Extract to read ::
# Lessons Learned From A Geriatric Referral Model in People With HIV

**Authors:** Sarah R Gorvetzian, Kristine M Erlandson, Evelyn Iriarte, Skotti Church, Jacob Walker

PMC · DOI: 10.1093/ofid/ofaf661 · Open Forum Infectious Diseases · 2025-10-23

## TL;DR

A geriatric consultation model for older adults with HIV was implemented but faced challenges in adoption due to structural and financial barriers.

## Contribution

This paper presents a novel geriatric referral model for people with HIV and identifies barriers to its implementation.

## Key findings

- Geriatricians made recommendations on referrals, medication changes, and osteoporosis screening.
- Most HIV providers expressed willingness to refer future patients to the program.
- Limited uptake of the program was observed despite positive outcomes.

Provided records ::

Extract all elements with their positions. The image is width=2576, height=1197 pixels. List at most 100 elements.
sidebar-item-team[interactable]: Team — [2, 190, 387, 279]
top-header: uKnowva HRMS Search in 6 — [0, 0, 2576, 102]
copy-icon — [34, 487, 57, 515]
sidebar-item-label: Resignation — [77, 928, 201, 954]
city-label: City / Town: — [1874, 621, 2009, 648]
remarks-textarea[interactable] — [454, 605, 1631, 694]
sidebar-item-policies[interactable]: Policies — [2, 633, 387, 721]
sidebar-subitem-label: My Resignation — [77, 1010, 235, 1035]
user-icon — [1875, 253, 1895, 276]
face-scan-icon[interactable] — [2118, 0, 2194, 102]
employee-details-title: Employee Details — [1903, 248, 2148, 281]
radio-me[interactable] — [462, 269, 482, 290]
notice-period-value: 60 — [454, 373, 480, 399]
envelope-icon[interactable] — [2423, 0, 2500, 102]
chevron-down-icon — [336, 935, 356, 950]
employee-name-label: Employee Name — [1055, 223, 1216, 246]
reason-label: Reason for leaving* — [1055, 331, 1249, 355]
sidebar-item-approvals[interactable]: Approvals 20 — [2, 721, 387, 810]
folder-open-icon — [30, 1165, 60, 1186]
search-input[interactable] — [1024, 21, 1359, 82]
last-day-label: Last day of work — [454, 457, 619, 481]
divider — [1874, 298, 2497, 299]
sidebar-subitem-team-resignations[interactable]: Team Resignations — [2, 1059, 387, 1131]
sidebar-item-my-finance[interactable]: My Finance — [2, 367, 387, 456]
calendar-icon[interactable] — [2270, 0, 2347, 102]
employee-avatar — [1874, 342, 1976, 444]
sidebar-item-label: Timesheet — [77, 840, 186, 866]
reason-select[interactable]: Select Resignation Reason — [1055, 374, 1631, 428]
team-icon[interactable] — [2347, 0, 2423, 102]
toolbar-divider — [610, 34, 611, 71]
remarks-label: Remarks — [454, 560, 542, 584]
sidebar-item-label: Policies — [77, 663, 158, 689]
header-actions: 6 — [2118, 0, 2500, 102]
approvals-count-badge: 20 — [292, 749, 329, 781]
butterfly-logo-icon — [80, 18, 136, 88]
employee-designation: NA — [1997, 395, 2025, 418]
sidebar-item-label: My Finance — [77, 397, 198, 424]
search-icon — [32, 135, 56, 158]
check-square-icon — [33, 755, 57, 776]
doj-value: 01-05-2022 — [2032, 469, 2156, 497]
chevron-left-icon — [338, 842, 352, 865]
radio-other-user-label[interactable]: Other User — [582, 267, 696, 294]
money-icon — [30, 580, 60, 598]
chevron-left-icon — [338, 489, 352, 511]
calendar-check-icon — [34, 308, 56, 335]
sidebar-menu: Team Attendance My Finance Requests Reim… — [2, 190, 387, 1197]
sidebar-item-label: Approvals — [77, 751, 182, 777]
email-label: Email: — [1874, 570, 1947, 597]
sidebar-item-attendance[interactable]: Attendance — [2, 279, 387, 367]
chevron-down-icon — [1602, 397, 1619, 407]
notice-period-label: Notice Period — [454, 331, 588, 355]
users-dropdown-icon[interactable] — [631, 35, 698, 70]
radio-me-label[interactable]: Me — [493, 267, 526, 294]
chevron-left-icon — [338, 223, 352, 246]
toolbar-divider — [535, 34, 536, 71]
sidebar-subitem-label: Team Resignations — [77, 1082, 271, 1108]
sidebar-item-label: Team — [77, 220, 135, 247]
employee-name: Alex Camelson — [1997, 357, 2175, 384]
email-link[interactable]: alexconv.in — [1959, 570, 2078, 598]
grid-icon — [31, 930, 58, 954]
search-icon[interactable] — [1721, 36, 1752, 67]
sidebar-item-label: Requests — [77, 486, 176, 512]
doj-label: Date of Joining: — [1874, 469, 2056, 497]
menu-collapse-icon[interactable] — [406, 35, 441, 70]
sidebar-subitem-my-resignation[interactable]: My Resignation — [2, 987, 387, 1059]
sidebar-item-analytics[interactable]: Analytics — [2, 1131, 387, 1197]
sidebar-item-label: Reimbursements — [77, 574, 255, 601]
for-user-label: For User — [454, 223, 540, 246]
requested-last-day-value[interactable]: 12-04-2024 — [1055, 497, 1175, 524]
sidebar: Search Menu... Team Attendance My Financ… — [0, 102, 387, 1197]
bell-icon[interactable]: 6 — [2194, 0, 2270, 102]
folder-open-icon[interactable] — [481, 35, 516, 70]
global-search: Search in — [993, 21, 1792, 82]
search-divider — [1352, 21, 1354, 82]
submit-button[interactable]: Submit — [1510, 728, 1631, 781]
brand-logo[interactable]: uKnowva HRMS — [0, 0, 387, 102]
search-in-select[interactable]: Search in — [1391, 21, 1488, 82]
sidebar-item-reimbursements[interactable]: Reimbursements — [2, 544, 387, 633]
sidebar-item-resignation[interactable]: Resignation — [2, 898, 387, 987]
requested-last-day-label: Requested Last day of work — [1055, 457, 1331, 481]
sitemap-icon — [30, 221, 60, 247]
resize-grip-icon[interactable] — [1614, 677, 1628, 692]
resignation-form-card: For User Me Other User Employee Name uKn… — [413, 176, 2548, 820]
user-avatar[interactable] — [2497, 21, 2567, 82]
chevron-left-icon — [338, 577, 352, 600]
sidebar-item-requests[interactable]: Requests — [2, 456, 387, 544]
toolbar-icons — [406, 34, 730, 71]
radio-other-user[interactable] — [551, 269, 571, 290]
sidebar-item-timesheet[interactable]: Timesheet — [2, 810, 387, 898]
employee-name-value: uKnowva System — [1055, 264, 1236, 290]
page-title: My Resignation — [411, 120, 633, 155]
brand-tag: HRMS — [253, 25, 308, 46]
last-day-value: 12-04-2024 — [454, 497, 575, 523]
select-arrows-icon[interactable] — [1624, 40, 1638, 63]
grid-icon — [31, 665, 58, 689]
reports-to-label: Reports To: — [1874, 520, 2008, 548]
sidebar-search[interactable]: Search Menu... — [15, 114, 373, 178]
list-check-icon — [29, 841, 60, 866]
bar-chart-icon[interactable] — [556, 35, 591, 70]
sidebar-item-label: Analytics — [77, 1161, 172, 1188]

Task prompt :: Copy the entire summary of the geriatric referral model paper word for word. The rows are unrelated material, separate from the summary of the paper on a geriatric referral model in people with HIV.

Solution to the exercise ::
# Lessons Learned From A Geriatric Referral Model in People With HIV

**Authors:** Sarah R Gorvetzian, Kristine M Erlandson, Evelyn Iriarte, Skotti Church, Jacob Walker

PMC · DOI: 10.1093/ofid/ofaf661 · Open Forum Infectious Diseases · 2025-10-23

## TL;DR

A geriatric consultation model for older adults with HIV was implemented but faced challenges in adoption due to structural and financial barriers.

## Contribution

This paper presents a novel geriatric referral model for people with HIV and identifies barriers to its implementation.

## Key findings

- Geriatricians made recommendations on referrals, medication changes, and osteoporosis screening.
- Most HIV providers expressed willingness to refer future patients to the program.
- Limited uptake of the program was observed despite positive outcomes.